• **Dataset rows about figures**
________________________
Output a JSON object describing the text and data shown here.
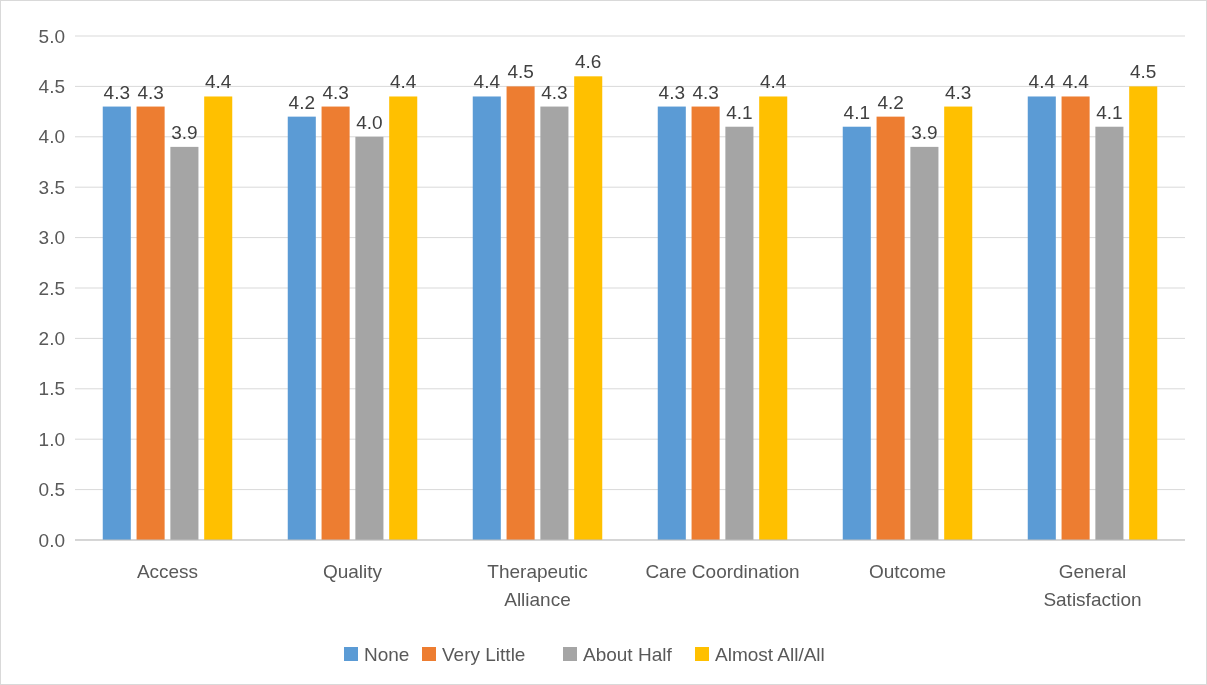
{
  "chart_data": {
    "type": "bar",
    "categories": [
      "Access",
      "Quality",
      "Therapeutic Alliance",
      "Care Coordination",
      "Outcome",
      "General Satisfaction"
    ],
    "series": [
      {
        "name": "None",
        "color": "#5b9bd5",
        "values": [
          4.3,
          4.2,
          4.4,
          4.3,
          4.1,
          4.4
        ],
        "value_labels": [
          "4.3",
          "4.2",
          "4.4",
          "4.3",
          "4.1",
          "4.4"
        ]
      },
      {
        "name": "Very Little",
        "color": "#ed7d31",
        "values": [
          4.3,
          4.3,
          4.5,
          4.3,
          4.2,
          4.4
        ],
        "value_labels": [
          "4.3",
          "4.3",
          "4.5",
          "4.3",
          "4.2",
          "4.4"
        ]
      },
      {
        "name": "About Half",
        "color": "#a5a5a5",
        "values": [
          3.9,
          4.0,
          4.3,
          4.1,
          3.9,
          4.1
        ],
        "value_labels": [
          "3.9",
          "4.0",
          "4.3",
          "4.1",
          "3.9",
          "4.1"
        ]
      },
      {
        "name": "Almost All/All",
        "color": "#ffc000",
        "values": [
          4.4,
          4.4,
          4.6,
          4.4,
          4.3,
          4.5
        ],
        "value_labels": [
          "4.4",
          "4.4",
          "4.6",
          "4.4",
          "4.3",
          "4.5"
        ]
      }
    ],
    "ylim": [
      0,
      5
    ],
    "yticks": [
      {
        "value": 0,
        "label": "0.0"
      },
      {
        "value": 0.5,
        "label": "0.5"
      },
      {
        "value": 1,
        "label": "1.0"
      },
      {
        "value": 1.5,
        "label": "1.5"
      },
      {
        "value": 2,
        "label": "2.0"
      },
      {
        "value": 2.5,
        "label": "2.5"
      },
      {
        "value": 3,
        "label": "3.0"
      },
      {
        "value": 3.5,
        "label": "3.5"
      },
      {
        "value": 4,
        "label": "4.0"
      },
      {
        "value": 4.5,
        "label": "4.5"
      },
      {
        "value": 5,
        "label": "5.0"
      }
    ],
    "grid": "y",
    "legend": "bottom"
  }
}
________________________
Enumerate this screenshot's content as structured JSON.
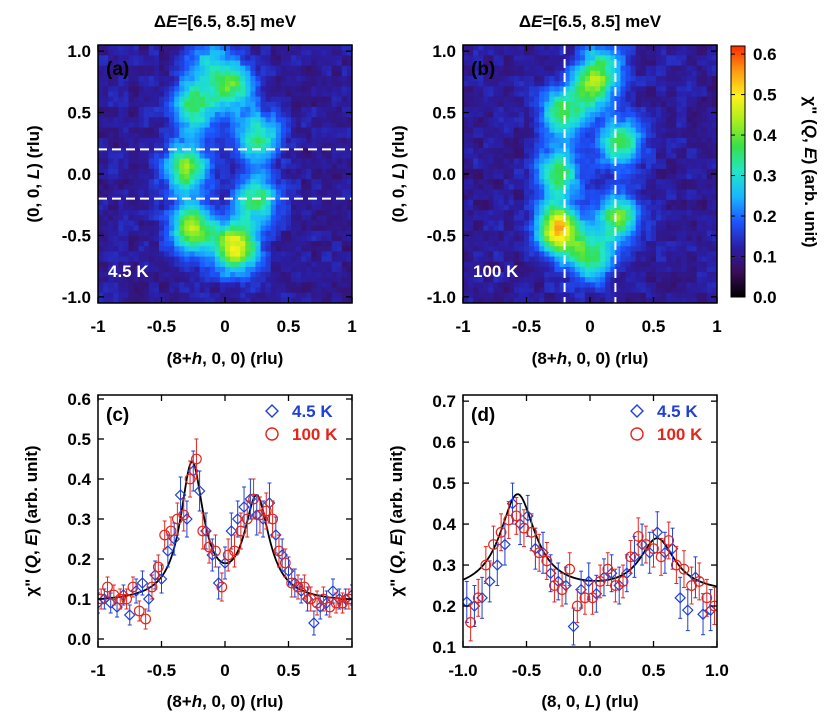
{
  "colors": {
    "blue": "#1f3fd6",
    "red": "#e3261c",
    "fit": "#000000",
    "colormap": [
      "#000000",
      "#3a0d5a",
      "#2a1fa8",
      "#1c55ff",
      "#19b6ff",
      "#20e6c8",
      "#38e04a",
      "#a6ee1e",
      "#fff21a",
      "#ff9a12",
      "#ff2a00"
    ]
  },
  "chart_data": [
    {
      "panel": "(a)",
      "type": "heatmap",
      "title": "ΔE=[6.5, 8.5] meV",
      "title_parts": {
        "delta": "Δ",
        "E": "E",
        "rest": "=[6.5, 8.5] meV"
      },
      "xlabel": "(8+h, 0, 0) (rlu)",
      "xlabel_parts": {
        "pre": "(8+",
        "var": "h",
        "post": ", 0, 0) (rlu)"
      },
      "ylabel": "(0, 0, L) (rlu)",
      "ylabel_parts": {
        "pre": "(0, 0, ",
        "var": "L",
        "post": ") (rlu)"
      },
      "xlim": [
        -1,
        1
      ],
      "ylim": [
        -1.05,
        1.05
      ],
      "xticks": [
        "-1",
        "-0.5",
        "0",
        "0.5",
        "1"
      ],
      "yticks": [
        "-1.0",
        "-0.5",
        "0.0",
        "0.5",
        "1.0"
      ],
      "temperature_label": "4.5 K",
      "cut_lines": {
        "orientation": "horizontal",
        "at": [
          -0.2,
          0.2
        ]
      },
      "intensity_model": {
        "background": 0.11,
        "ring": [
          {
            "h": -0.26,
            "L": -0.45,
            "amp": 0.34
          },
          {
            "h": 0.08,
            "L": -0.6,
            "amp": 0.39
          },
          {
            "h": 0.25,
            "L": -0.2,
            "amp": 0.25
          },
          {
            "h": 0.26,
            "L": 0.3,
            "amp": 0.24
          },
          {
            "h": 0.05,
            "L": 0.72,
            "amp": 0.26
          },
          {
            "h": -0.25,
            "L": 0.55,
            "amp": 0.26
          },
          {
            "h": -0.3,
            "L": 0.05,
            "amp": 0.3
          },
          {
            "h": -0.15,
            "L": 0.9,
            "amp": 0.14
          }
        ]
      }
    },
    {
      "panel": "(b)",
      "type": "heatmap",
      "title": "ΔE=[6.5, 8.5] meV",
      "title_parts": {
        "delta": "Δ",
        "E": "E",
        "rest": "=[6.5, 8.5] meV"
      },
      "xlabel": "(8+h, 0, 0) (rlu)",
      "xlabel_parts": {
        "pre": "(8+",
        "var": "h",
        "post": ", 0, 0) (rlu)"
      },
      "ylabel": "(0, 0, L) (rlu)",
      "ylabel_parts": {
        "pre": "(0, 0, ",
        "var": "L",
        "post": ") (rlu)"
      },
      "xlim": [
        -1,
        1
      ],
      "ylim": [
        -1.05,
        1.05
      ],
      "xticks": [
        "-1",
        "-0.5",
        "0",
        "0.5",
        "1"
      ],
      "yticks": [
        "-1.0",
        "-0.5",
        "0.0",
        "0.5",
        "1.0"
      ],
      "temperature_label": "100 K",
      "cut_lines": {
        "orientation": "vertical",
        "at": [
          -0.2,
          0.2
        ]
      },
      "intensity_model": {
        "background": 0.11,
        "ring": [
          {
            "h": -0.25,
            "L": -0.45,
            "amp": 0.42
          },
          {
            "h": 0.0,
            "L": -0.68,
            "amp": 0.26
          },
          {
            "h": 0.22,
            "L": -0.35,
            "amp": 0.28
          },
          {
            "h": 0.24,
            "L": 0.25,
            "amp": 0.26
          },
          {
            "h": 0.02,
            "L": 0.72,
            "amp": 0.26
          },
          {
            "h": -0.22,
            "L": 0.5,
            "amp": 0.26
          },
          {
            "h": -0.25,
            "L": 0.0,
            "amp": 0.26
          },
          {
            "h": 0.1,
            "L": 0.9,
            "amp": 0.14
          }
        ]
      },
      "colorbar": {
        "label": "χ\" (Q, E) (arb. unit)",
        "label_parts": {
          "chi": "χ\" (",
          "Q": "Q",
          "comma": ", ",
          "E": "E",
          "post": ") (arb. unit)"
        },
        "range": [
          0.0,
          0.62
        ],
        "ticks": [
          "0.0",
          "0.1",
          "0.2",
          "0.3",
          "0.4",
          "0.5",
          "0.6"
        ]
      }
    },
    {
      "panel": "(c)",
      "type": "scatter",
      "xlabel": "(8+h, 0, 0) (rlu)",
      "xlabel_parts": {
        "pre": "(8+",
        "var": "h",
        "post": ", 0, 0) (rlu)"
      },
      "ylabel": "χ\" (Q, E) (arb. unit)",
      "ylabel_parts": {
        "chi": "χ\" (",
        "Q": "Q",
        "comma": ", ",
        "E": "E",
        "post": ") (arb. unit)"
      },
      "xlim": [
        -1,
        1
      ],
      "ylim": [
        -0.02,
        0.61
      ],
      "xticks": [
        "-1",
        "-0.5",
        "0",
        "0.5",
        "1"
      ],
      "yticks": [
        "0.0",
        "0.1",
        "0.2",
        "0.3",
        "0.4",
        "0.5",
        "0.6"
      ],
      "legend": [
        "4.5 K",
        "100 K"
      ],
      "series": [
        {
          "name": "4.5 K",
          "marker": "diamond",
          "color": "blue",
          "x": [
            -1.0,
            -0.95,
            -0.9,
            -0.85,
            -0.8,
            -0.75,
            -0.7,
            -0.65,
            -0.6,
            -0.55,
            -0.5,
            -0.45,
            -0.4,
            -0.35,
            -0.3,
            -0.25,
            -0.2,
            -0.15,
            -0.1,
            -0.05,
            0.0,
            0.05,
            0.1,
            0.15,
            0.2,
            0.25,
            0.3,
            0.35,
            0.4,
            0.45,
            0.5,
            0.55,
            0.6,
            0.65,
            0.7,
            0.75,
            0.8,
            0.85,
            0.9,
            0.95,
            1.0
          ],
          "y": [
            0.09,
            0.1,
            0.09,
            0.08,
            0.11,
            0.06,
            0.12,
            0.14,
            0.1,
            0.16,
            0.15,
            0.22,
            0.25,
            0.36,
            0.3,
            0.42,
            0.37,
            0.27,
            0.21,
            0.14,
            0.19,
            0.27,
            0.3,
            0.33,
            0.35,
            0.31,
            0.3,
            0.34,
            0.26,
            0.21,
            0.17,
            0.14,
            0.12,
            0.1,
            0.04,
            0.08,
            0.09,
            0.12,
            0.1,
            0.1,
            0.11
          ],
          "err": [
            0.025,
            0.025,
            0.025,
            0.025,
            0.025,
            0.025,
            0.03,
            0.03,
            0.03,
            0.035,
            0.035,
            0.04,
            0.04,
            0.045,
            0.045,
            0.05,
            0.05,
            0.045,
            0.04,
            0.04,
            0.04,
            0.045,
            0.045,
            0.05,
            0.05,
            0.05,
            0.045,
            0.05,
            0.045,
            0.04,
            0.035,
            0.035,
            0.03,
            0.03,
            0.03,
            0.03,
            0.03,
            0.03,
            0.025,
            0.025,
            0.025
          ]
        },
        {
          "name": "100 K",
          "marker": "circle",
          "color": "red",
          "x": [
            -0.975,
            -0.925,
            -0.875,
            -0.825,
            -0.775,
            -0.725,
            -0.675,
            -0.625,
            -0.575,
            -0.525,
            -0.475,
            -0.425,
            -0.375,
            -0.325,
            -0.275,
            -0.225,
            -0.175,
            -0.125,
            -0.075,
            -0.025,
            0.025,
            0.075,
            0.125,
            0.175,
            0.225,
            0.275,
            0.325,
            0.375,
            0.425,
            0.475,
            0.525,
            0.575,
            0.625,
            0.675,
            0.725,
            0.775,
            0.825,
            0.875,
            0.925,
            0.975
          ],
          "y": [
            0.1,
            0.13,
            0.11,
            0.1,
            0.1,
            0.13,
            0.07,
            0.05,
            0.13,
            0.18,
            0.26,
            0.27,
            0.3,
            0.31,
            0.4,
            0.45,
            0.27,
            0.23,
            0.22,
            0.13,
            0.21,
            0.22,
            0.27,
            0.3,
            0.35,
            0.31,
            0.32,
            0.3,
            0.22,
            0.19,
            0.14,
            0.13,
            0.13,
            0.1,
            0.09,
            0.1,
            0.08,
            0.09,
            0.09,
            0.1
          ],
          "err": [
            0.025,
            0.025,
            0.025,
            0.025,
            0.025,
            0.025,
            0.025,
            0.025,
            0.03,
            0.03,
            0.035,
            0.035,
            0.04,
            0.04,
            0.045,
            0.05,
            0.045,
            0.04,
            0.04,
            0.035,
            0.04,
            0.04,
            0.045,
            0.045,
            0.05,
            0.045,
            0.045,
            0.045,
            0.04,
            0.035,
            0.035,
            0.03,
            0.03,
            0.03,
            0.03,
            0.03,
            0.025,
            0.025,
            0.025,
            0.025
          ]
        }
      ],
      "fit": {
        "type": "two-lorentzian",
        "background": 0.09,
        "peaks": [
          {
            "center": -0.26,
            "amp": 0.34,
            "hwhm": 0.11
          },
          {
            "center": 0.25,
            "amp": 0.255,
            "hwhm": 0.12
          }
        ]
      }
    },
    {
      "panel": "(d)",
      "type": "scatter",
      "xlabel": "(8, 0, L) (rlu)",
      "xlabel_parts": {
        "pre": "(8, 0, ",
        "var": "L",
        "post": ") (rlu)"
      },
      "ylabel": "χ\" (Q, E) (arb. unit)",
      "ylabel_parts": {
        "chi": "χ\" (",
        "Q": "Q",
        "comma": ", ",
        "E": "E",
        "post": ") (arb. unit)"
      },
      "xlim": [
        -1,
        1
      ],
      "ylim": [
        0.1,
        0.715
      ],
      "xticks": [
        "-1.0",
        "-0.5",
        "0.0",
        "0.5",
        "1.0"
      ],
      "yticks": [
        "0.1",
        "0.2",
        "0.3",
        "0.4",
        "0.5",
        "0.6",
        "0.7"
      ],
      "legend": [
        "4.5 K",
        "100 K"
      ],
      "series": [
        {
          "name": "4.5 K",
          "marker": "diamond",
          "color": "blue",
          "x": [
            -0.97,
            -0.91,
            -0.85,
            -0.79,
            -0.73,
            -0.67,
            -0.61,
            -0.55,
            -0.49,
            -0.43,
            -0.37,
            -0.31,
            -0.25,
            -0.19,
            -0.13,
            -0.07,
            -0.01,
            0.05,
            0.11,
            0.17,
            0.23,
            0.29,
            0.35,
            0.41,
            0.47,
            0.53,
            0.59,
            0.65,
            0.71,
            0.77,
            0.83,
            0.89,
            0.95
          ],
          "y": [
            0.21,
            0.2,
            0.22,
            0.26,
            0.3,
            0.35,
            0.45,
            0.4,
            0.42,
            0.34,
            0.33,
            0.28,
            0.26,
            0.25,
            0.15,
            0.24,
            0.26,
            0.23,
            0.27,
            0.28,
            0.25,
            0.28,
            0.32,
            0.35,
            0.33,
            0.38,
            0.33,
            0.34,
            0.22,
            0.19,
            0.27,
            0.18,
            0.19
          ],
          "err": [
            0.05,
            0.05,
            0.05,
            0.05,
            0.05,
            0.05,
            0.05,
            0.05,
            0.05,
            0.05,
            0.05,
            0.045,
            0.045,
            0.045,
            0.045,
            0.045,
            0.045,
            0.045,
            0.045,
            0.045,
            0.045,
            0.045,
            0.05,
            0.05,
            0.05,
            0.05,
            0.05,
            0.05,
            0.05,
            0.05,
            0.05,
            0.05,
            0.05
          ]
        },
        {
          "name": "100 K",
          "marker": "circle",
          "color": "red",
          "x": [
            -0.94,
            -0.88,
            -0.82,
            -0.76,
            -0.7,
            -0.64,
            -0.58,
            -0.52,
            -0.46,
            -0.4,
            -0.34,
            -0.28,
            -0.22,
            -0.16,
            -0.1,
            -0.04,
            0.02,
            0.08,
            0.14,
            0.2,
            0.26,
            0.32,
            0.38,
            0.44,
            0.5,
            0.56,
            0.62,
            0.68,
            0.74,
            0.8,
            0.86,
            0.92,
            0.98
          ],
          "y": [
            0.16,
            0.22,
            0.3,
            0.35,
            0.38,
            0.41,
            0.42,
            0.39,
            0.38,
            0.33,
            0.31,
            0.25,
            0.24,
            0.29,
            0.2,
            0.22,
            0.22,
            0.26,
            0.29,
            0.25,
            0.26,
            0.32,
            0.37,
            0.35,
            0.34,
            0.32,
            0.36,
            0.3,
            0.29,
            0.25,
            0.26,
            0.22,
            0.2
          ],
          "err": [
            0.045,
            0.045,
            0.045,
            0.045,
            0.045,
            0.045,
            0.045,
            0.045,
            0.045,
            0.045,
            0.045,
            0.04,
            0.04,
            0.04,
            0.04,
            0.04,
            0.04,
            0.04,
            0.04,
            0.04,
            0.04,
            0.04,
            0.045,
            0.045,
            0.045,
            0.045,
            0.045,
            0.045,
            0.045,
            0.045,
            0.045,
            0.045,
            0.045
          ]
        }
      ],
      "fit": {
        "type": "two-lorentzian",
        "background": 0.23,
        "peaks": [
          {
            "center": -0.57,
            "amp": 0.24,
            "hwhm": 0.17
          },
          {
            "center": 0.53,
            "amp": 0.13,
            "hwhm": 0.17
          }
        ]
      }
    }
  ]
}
________________________
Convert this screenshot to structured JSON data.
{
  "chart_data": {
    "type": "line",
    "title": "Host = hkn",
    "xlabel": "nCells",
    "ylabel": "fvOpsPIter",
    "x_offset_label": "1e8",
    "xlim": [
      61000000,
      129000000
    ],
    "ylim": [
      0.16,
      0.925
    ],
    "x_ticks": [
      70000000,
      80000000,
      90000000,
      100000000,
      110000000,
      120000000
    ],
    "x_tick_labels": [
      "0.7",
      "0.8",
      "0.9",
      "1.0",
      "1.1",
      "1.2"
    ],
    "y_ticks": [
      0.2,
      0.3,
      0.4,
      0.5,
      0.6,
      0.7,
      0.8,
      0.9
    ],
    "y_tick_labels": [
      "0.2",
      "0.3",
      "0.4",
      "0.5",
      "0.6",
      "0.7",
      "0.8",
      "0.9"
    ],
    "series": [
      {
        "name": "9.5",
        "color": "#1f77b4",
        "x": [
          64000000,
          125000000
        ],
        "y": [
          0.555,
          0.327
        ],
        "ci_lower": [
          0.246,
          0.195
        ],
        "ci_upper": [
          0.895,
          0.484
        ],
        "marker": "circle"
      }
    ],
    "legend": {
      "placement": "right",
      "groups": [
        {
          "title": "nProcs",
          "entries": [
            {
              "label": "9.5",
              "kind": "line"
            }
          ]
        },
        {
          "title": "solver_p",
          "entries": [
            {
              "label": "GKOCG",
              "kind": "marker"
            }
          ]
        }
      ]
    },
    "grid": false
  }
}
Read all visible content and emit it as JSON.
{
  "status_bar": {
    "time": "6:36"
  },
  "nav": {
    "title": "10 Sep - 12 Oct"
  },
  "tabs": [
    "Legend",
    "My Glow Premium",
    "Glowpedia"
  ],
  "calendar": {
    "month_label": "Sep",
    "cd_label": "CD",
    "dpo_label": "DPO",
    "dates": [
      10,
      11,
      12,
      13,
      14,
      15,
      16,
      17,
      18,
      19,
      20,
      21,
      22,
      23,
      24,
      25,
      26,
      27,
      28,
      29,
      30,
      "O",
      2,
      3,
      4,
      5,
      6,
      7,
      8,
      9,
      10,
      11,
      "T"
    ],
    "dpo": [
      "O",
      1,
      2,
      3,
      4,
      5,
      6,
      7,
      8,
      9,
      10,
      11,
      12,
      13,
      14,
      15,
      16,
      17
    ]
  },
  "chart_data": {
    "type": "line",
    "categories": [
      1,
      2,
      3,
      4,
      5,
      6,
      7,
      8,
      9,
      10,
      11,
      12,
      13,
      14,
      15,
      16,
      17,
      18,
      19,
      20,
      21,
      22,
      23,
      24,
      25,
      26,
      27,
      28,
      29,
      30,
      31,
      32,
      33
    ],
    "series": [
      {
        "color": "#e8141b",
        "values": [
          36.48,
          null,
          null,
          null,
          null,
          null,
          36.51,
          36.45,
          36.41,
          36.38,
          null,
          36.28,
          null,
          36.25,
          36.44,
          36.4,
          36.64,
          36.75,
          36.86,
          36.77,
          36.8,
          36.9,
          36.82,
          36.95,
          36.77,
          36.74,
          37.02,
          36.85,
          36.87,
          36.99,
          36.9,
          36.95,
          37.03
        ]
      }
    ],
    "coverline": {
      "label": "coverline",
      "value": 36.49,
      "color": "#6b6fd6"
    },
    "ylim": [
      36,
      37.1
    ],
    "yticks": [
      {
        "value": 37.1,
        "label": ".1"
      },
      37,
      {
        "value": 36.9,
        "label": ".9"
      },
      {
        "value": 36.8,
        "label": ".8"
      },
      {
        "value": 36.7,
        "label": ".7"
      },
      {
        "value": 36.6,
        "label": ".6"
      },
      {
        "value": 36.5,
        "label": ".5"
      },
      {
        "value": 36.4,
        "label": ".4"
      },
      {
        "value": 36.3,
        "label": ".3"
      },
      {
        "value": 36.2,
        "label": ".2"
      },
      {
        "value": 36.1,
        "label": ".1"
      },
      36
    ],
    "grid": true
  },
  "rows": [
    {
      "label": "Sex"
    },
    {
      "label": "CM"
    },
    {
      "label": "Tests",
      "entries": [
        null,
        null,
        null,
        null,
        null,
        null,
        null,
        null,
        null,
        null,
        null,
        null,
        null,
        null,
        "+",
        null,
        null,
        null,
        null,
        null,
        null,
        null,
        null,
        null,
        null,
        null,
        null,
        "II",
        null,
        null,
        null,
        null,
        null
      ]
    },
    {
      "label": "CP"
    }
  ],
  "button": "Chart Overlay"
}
________________________
• **EXERCISE DESCRIPTION**
Report how many lines in the listing above include the word "screenshot". Give nothing but the number.

• **RESULT BELOW**
2